* **EXERCISE TASK**:
Set down each line of the data below exactly as it stands, dropping the pictures.

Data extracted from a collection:
————————
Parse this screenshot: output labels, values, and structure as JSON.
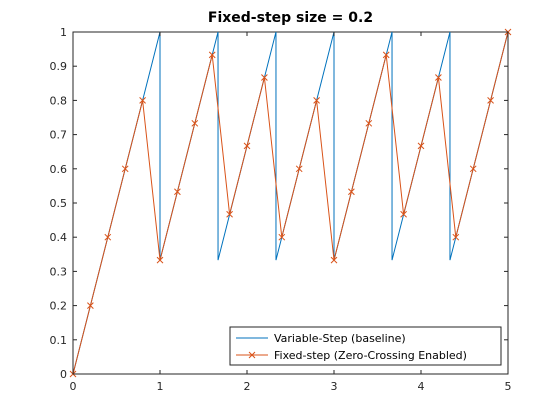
{
  "chart_data": {
    "type": "line",
    "title": "Fixed-step size = 0.2",
    "xlabel": "",
    "ylabel": "",
    "xlim": [
      0,
      5
    ],
    "ylim": [
      0,
      1
    ],
    "xticks": [
      "0",
      "1",
      "2",
      "3",
      "4",
      "5"
    ],
    "yticks": [
      "0",
      "0.1",
      "0.2",
      "0.3",
      "0.4",
      "0.5",
      "0.6",
      "0.7",
      "0.8",
      "0.9",
      "1"
    ],
    "grid": false,
    "legend_position": "bottom-right",
    "series": [
      {
        "name": "Variable-Step (baseline)",
        "color": "#0072bd",
        "marker": "none",
        "x": [
          0,
          1,
          1,
          1.667,
          1.667,
          2.333,
          2.333,
          3,
          3,
          3.667,
          3.667,
          4.333,
          4.333,
          5
        ],
        "y": [
          0,
          1,
          0.333,
          1,
          0.333,
          1,
          0.333,
          1,
          0.333,
          1,
          0.333,
          1,
          0.333,
          1
        ]
      },
      {
        "name": "Fixed-step (Zero-Crossing Enabled)",
        "color": "#d95319",
        "marker": "x",
        "x": [
          0,
          0.2,
          0.4,
          0.6,
          0.8,
          1.0,
          1.2,
          1.4,
          1.6,
          1.8,
          2.0,
          2.2,
          2.4,
          2.6,
          2.8,
          3.0,
          3.2,
          3.4,
          3.6,
          3.8,
          4.0,
          4.2,
          4.4,
          4.6,
          4.8,
          5.0
        ],
        "y": [
          0,
          0.2,
          0.4,
          0.6,
          0.8,
          0.333,
          0.533,
          0.733,
          0.933,
          0.467,
          0.667,
          0.867,
          0.4,
          0.6,
          0.8,
          0.333,
          0.533,
          0.733,
          0.933,
          0.467,
          0.667,
          0.867,
          0.4,
          0.6,
          0.8,
          1.0
        ]
      }
    ]
  }
}
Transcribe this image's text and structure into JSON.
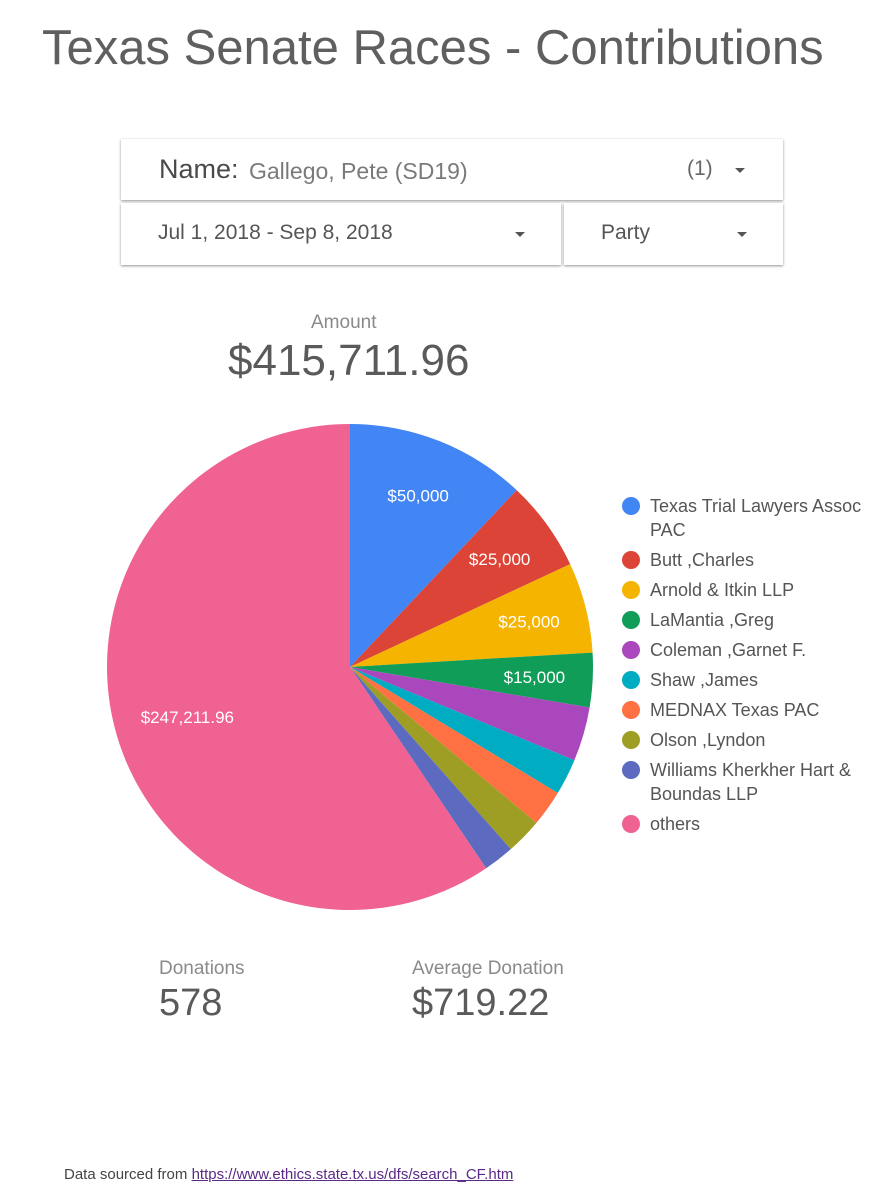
{
  "title": "Texas Senate Races - Contributions",
  "filters": {
    "name_label": "Name",
    "name_value": "Gallego, Pete (SD19)",
    "name_count": "(1)",
    "date_range": "Jul 1, 2018 - Sep 8, 2018",
    "party": "Party"
  },
  "metrics": {
    "amount_label": "Amount",
    "amount_value": "$415,711.96",
    "donations_label": "Donations",
    "donations_value": "578",
    "avg_label": "Average Donation",
    "avg_value": "$719.22"
  },
  "chart_data": {
    "type": "pie",
    "total": 415711.96,
    "legend_position": "right",
    "slices": [
      {
        "name": "Texas Trial Lawyers Assoc PAC",
        "value": 50000,
        "label": "$50,000",
        "color": "#4285f4"
      },
      {
        "name": "Butt ,Charles",
        "value": 25000,
        "label": "$25,000",
        "color": "#db4437"
      },
      {
        "name": "Arnold & Itkin LLP",
        "value": 25000,
        "label": "$25,000",
        "color": "#f4b400"
      },
      {
        "name": "LaMantia ,Greg",
        "value": 15000,
        "label": "$15,000",
        "color": "#0f9d58"
      },
      {
        "name": "Coleman ,Garnet F.",
        "value": 15000,
        "label": "",
        "color": "#ab47bc"
      },
      {
        "name": "Shaw ,James",
        "value": 10000,
        "label": "",
        "color": "#00acc1"
      },
      {
        "name": "MEDNAX Texas PAC",
        "value": 10000,
        "label": "",
        "color": "#ff7043"
      },
      {
        "name": "Olson ,Lyndon",
        "value": 10000,
        "label": "",
        "color": "#9e9d24"
      },
      {
        "name": "Williams Kherkher Hart & Boundas LLP",
        "value": 8500,
        "label": "",
        "color": "#5c6bc0"
      },
      {
        "name": "others",
        "value": 247211.96,
        "label": "$247,211.96",
        "color": "#f06292"
      }
    ]
  },
  "footer": {
    "prefix": "Data sourced from",
    "link_text": "https://www.ethics.state.tx.us/dfs/search_CF.htm"
  }
}
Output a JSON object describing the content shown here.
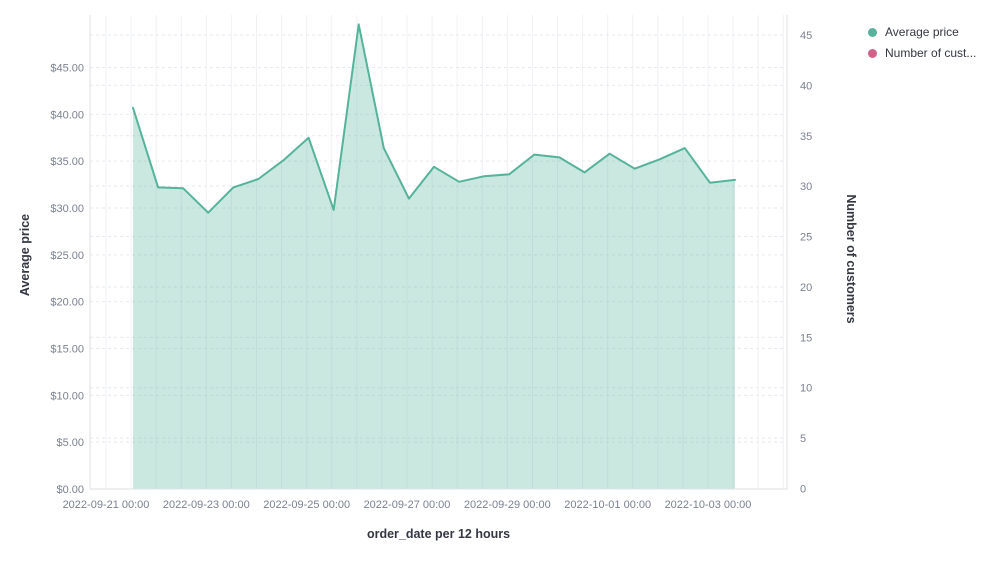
{
  "legend": {
    "items": [
      {
        "label": "Average price",
        "color": "#54B399"
      },
      {
        "label": "Number of cust...",
        "color": "#D36086"
      }
    ]
  },
  "chart_data": {
    "type": "area",
    "title": "",
    "xlabel": "order_date per 12 hours",
    "ylabel_left": "Average price",
    "ylabel_right": "Number of customers",
    "x_tick_labels": [
      "2022-09-21 00:00",
      "2022-09-23 00:00",
      "2022-09-25 00:00",
      "2022-09-27 00:00",
      "2022-09-29 00:00",
      "2022-10-01 00:00",
      "2022-10-03 00:00"
    ],
    "y_left_axis": {
      "tick_labels": [
        "$0.00",
        "$5.00",
        "$10.00",
        "$15.00",
        "$20.00",
        "$25.00",
        "$30.00",
        "$35.00",
        "$40.00",
        "$45.00"
      ],
      "tick_values": [
        0,
        5,
        10,
        15,
        20,
        25,
        30,
        35,
        40,
        45
      ],
      "ylim": [
        0,
        50.6
      ],
      "grid": "dashed"
    },
    "y_right_axis": {
      "tick_labels": [
        "0",
        "5",
        "10",
        "15",
        "20",
        "25",
        "30",
        "35",
        "40",
        "45"
      ],
      "tick_values": [
        0,
        5,
        10,
        15,
        20,
        25,
        30,
        35,
        40,
        45
      ],
      "ylim": [
        0,
        47
      ],
      "grid": "dashed"
    },
    "legend_position": "top-right",
    "series": [
      {
        "name": "Average price",
        "color": "#54B399",
        "fill_opacity": 0.3,
        "axis": "left",
        "x": [
          "2022-09-21 12:00",
          "2022-09-22 00:00",
          "2022-09-22 12:00",
          "2022-09-23 00:00",
          "2022-09-23 12:00",
          "2022-09-24 00:00",
          "2022-09-24 12:00",
          "2022-09-25 00:00",
          "2022-09-25 12:00",
          "2022-09-26 00:00",
          "2022-09-26 12:00",
          "2022-09-27 00:00",
          "2022-09-27 12:00",
          "2022-09-28 00:00",
          "2022-09-28 12:00",
          "2022-09-29 00:00",
          "2022-09-29 12:00",
          "2022-09-30 00:00",
          "2022-09-30 12:00",
          "2022-10-01 00:00",
          "2022-10-01 12:00",
          "2022-10-02 00:00",
          "2022-10-02 12:00",
          "2022-10-03 00:00",
          "2022-10-03 12:00"
        ],
        "values": [
          40.7,
          32.2,
          32.1,
          29.5,
          32.2,
          33.1,
          35.1,
          37.5,
          29.8,
          49.6,
          36.4,
          31.0,
          34.4,
          32.8,
          33.4,
          33.6,
          35.7,
          35.4,
          33.8,
          35.8,
          34.2,
          35.2,
          36.4,
          32.7,
          33.0
        ]
      },
      {
        "name": "Number of customers",
        "color": "#D36086",
        "axis": "right",
        "values": []
      }
    ]
  }
}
————————
* **ANSWER TO THIS PROBLEM**:
Parse this screenshot: output labels, values, and structure as JSON.
{
  "chart_data": {
    "type": "line",
    "title": "Fixed-step size = 0.2",
    "xlabel": "",
    "ylabel": "",
    "xlim": [
      0,
      5
    ],
    "ylim": [
      0,
      1
    ],
    "xticks": [
      "0",
      "1",
      "2",
      "3",
      "4",
      "5"
    ],
    "yticks": [
      "0",
      "0.1",
      "0.2",
      "0.3",
      "0.4",
      "0.5",
      "0.6",
      "0.7",
      "0.8",
      "0.9",
      "1"
    ],
    "grid": false,
    "legend_position": "bottom-right",
    "series": [
      {
        "name": "Variable-Step (baseline)",
        "color": "#0072bd",
        "marker": "none",
        "x": [
          0,
          1,
          1,
          1.667,
          1.667,
          2.333,
          2.333,
          3,
          3,
          3.667,
          3.667,
          4.333,
          4.333,
          5
        ],
        "y": [
          0,
          1,
          0.333,
          1,
          0.333,
          1,
          0.333,
          1,
          0.333,
          1,
          0.333,
          1,
          0.333,
          1
        ]
      },
      {
        "name": "Fixed-step (Zero-Crossing Enabled)",
        "color": "#d95319",
        "marker": "x",
        "x": [
          0,
          0.2,
          0.4,
          0.6,
          0.8,
          1.0,
          1.2,
          1.4,
          1.6,
          1.8,
          2.0,
          2.2,
          2.4,
          2.6,
          2.8,
          3.0,
          3.2,
          3.4,
          3.6,
          3.8,
          4.0,
          4.2,
          4.4,
          4.6,
          4.8,
          5.0
        ],
        "y": [
          0,
          0.2,
          0.4,
          0.6,
          0.8,
          0.333,
          0.533,
          0.733,
          0.933,
          0.467,
          0.667,
          0.867,
          0.4,
          0.6,
          0.8,
          0.333,
          0.533,
          0.733,
          0.933,
          0.467,
          0.667,
          0.867,
          0.4,
          0.6,
          0.8,
          1.0
        ]
      }
    ]
  }
}
Transcribe this image's text and structure into JSON.
{
  "title": "Texas Senate Races - Contributions",
  "filters": {
    "name_label": "Name",
    "name_value": "Gallego, Pete (SD19)",
    "name_count": "(1)",
    "date_range": "Jul 1, 2018 - Sep 8, 2018",
    "party": "Party"
  },
  "metrics": {
    "amount_label": "Amount",
    "amount_value": "$415,711.96",
    "donations_label": "Donations",
    "donations_value": "578",
    "avg_label": "Average Donation",
    "avg_value": "$719.22"
  },
  "chart_data": {
    "type": "pie",
    "total": 415711.96,
    "legend_position": "right",
    "slices": [
      {
        "name": "Texas Trial Lawyers Assoc PAC",
        "value": 50000,
        "label": "$50,000",
        "color": "#4285f4"
      },
      {
        "name": "Butt ,Charles",
        "value": 25000,
        "label": "$25,000",
        "color": "#db4437"
      },
      {
        "name": "Arnold & Itkin LLP",
        "value": 25000,
        "label": "$25,000",
        "color": "#f4b400"
      },
      {
        "name": "LaMantia ,Greg",
        "value": 15000,
        "label": "$15,000",
        "color": "#0f9d58"
      },
      {
        "name": "Coleman ,Garnet F.",
        "value": 15000,
        "label": "",
        "color": "#ab47bc"
      },
      {
        "name": "Shaw ,James",
        "value": 10000,
        "label": "",
        "color": "#00acc1"
      },
      {
        "name": "MEDNAX Texas PAC",
        "value": 10000,
        "label": "",
        "color": "#ff7043"
      },
      {
        "name": "Olson ,Lyndon",
        "value": 10000,
        "label": "",
        "color": "#9e9d24"
      },
      {
        "name": "Williams Kherkher Hart & Boundas LLP",
        "value": 8500,
        "label": "",
        "color": "#5c6bc0"
      },
      {
        "name": "others",
        "value": 247211.96,
        "label": "$247,211.96",
        "color": "#f06292"
      }
    ]
  },
  "footer": {
    "prefix": "Data sourced from",
    "link_text": "https://www.ethics.state.tx.us/dfs/search_CF.htm"
  }
}
Output a JSON object describing the content shown here.
{
  "legend": {
    "items": [
      {
        "label": "Average price",
        "color": "#54B399"
      },
      {
        "label": "Number of cust...",
        "color": "#D36086"
      }
    ]
  },
  "chart_data": {
    "type": "area",
    "title": "",
    "xlabel": "order_date per 12 hours",
    "ylabel_left": "Average price",
    "ylabel_right": "Number of customers",
    "x_tick_labels": [
      "2022-09-21 00:00",
      "2022-09-23 00:00",
      "2022-09-25 00:00",
      "2022-09-27 00:00",
      "2022-09-29 00:00",
      "2022-10-01 00:00",
      "2022-10-03 00:00"
    ],
    "y_left_axis": {
      "tick_labels": [
        "$0.00",
        "$5.00",
        "$10.00",
        "$15.00",
        "$20.00",
        "$25.00",
        "$30.00",
        "$35.00",
        "$40.00",
        "$45.00"
      ],
      "tick_values": [
        0,
        5,
        10,
        15,
        20,
        25,
        30,
        35,
        40,
        45
      ],
      "ylim": [
        0,
        50.6
      ],
      "grid": "dashed"
    },
    "y_right_axis": {
      "tick_labels": [
        "0",
        "5",
        "10",
        "15",
        "20",
        "25",
        "30",
        "35",
        "40",
        "45"
      ],
      "tick_values": [
        0,
        5,
        10,
        15,
        20,
        25,
        30,
        35,
        40,
        45
      ],
      "ylim": [
        0,
        47
      ],
      "grid": "dashed"
    },
    "legend_position": "top-right",
    "series": [
      {
        "name": "Average price",
        "color": "#54B399",
        "fill_opacity": 0.3,
        "axis": "left",
        "x": [
          "2022-09-21 12:00",
          "2022-09-22 00:00",
          "2022-09-22 12:00",
          "2022-09-23 00:00",
          "2022-09-23 12:00",
          "2022-09-24 00:00",
          "2022-09-24 12:00",
          "2022-09-25 00:00",
          "2022-09-25 12:00",
          "2022-09-26 00:00",
          "2022-09-26 12:00",
          "2022-09-27 00:00",
          "2022-09-27 12:00",
          "2022-09-28 00:00",
          "2022-09-28 12:00",
          "2022-09-29 00:00",
          "2022-09-29 12:00",
          "2022-09-30 00:00",
          "2022-09-30 12:00",
          "2022-10-01 00:00",
          "2022-10-01 12:00",
          "2022-10-02 00:00",
          "2022-10-02 12:00",
          "2022-10-03 00:00",
          "2022-10-03 12:00"
        ],
        "values": [
          40.7,
          32.2,
          32.1,
          29.5,
          32.2,
          33.1,
          35.1,
          37.5,
          29.8,
          49.6,
          36.4,
          31.0,
          34.4,
          32.8,
          33.4,
          33.6,
          35.7,
          35.4,
          33.8,
          35.8,
          34.2,
          35.2,
          36.4,
          32.7,
          33.0
        ]
      },
      {
        "name": "Number of customers",
        "color": "#D36086",
        "axis": "right",
        "values": []
      }
    ]
  }
}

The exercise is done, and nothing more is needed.